◆ **Exercise instructions**:
Give back the whole listing exactly as shown.

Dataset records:
>>
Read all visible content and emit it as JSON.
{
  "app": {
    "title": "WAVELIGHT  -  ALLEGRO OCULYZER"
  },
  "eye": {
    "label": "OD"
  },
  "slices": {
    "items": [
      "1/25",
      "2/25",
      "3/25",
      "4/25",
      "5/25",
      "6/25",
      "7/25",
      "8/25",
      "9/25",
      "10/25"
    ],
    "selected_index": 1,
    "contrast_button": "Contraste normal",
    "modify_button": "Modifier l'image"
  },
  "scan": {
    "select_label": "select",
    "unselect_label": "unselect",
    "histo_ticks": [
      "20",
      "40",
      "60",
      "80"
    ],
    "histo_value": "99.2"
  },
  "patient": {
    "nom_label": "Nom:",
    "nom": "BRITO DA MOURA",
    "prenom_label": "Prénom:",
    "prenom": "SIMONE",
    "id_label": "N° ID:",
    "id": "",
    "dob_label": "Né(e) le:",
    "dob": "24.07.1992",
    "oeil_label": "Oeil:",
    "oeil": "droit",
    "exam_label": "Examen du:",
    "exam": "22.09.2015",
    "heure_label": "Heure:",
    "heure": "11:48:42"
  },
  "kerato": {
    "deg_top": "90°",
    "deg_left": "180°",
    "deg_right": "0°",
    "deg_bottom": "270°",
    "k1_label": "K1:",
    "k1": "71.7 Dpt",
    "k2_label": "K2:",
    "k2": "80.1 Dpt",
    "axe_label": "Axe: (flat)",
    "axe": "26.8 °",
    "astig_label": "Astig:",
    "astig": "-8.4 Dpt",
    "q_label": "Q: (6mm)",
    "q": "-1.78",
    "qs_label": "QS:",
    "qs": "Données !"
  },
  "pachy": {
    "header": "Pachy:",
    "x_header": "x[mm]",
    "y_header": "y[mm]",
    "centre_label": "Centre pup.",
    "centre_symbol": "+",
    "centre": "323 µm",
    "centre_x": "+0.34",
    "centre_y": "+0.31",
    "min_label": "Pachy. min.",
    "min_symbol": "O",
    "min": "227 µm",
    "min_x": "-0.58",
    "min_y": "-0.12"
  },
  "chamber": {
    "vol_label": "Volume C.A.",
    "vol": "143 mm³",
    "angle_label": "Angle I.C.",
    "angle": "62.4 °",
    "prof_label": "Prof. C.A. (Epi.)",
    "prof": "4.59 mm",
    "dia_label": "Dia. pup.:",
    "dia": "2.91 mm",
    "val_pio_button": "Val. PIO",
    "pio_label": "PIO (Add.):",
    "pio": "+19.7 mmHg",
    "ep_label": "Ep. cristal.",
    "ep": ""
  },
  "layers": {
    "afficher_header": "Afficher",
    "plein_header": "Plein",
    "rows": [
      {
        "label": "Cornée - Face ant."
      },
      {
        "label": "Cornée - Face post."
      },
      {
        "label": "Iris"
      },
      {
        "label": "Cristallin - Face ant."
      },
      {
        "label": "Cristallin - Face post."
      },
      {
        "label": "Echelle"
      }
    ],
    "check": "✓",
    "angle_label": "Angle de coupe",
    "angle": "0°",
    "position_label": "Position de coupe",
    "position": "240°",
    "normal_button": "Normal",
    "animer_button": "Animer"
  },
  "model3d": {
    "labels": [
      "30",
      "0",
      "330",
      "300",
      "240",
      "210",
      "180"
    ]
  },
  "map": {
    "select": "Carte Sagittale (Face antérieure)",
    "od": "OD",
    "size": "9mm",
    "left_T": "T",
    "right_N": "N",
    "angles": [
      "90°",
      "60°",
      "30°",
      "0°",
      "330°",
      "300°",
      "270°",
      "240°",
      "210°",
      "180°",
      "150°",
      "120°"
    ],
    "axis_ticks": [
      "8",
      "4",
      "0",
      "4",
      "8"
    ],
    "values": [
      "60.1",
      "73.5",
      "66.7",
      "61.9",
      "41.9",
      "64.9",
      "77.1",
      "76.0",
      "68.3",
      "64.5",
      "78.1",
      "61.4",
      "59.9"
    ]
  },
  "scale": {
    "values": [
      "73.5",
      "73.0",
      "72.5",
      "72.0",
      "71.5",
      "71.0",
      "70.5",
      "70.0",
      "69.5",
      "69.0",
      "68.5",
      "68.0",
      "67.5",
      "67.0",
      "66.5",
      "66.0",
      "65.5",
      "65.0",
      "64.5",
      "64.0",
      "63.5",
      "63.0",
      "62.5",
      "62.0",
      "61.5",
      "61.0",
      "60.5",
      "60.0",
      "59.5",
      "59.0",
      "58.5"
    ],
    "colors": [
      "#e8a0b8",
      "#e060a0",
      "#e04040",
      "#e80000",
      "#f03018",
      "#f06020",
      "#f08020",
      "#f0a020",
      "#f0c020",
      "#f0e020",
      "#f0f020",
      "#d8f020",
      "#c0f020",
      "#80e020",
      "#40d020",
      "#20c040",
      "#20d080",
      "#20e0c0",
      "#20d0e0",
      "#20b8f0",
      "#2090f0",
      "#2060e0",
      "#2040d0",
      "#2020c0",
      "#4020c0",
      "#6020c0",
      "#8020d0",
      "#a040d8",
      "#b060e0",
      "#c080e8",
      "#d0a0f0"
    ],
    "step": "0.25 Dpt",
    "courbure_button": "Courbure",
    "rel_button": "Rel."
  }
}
<<
◆ **Written solution**:
Read all visible content and emit it as JSON.
{
  "app": {
    "title": "WAVELIGHT  -  ALLEGRO OCULYZER"
  },
  "eye": {
    "label": "OD"
  },
  "slices": {
    "items": [
      "1/25",
      "2/25",
      "3/25",
      "4/25",
      "5/25",
      "6/25",
      "7/25",
      "8/25",
      "9/25",
      "10/25"
    ],
    "selected_index": 1,
    "contrast_button": "Contraste normal",
    "modify_button": "Modifier l'image"
  },
  "scan": {
    "select_label": "select",
    "unselect_label": "unselect",
    "histo_ticks": [
      "20",
      "40",
      "60",
      "80"
    ],
    "histo_value": "99.2"
  },
  "patient": {
    "nom_label": "Nom:",
    "nom": "BRITO DA MOURA",
    "prenom_label": "Prénom:",
    "prenom": "SIMONE",
    "id_label": "N° ID:",
    "id": "",
    "dob_label": "Né(e) le:",
    "dob": "24.07.1992",
    "oeil_label": "Oeil:",
    "oeil": "droit",
    "exam_label": "Examen du:",
    "exam": "22.09.2015",
    "heure_label": "Heure:",
    "heure": "11:48:42"
  },
  "kerato": {
    "deg_top": "90°",
    "deg_left": "180°",
    "deg_right": "0°",
    "deg_bottom": "270°",
    "k1_label": "K1:",
    "k1": "71.7 Dpt",
    "k2_label": "K2:",
    "k2": "80.1 Dpt",
    "axe_label": "Axe: (flat)",
    "axe": "26.8 °",
    "astig_label": "Astig:",
    "astig": "-8.4 Dpt",
    "q_label": "Q: (6mm)",
    "q": "-1.78",
    "qs_label": "QS:",
    "qs": "Données !"
  },
  "pachy": {
    "header": "Pachy:",
    "x_header": "x[mm]",
    "y_header": "y[mm]",
    "centre_label": "Centre pup.",
    "centre_symbol": "+",
    "centre": "323 µm",
    "centre_x": "+0.34",
    "centre_y": "+0.31",
    "min_label": "Pachy. min.",
    "min_symbol": "O",
    "min": "227 µm",
    "min_x": "-0.58",
    "min_y": "-0.12"
  },
  "chamber": {
    "vol_label": "Volume C.A.",
    "vol": "143 mm³",
    "angle_label": "Angle I.C.",
    "angle": "62.4 °",
    "prof_label": "Prof. C.A. (Epi.)",
    "prof": "4.59 mm",
    "dia_label": "Dia. pup.:",
    "dia": "2.91 mm",
    "val_pio_button": "Val. PIO",
    "pio_label": "PIO (Add.):",
    "pio": "+19.7 mmHg",
    "ep_label": "Ep. cristal.",
    "ep": ""
  },
  "layers": {
    "afficher_header": "Afficher",
    "plein_header": "Plein",
    "rows": [
      {
        "label": "Cornée - Face ant."
      },
      {
        "label": "Cornée - Face post."
      },
      {
        "label": "Iris"
      },
      {
        "label": "Cristallin - Face ant."
      },
      {
        "label": "Cristallin - Face post."
      },
      {
        "label": "Echelle"
      }
    ],
    "check": "✓",
    "angle_label": "Angle de coupe",
    "angle": "0°",
    "position_label": "Position de coupe",
    "position": "240°",
    "normal_button": "Normal",
    "animer_button": "Animer"
  },
  "model3d": {
    "labels": [
      "30",
      "0",
      "330",
      "300",
      "240",
      "210",
      "180"
    ]
  },
  "map": {
    "select": "Carte Sagittale (Face antérieure)",
    "od": "OD",
    "size": "9mm",
    "left_T": "T",
    "right_N": "N",
    "angles": [
      "90°",
      "60°",
      "30°",
      "0°",
      "330°",
      "300°",
      "270°",
      "240°",
      "210°",
      "180°",
      "150°",
      "120°"
    ],
    "axis_ticks": [
      "8",
      "4",
      "0",
      "4",
      "8"
    ],
    "values": [
      "60.1",
      "73.5",
      "66.7",
      "61.9",
      "41.9",
      "64.9",
      "77.1",
      "76.0",
      "68.3",
      "64.5",
      "78.1",
      "61.4",
      "59.9"
    ]
  },
  "scale": {
    "values": [
      "73.5",
      "73.0",
      "72.5",
      "72.0",
      "71.5",
      "71.0",
      "70.5",
      "70.0",
      "69.5",
      "69.0",
      "68.5",
      "68.0",
      "67.5",
      "67.0",
      "66.5",
      "66.0",
      "65.5",
      "65.0",
      "64.5",
      "64.0",
      "63.5",
      "63.0",
      "62.5",
      "62.0",
      "61.5",
      "61.0",
      "60.5",
      "60.0",
      "59.5",
      "59.0",
      "58.5"
    ],
    "colors": [
      "#e8a0b8",
      "#e060a0",
      "#e04040",
      "#e80000",
      "#f03018",
      "#f06020",
      "#f08020",
      "#f0a020",
      "#f0c020",
      "#f0e020",
      "#f0f020",
      "#d8f020",
      "#c0f020",
      "#80e020",
      "#40d020",
      "#20c040",
      "#20d080",
      "#20e0c0",
      "#20d0e0",
      "#20b8f0",
      "#2090f0",
      "#2060e0",
      "#2040d0",
      "#2020c0",
      "#4020c0",
      "#6020c0",
      "#8020d0",
      "#a040d8",
      "#b060e0",
      "#c080e8",
      "#d0a0f0"
    ],
    "step": "0.25 Dpt",
    "courbure_button": "Courbure",
    "rel_button": "Rel."
  }
}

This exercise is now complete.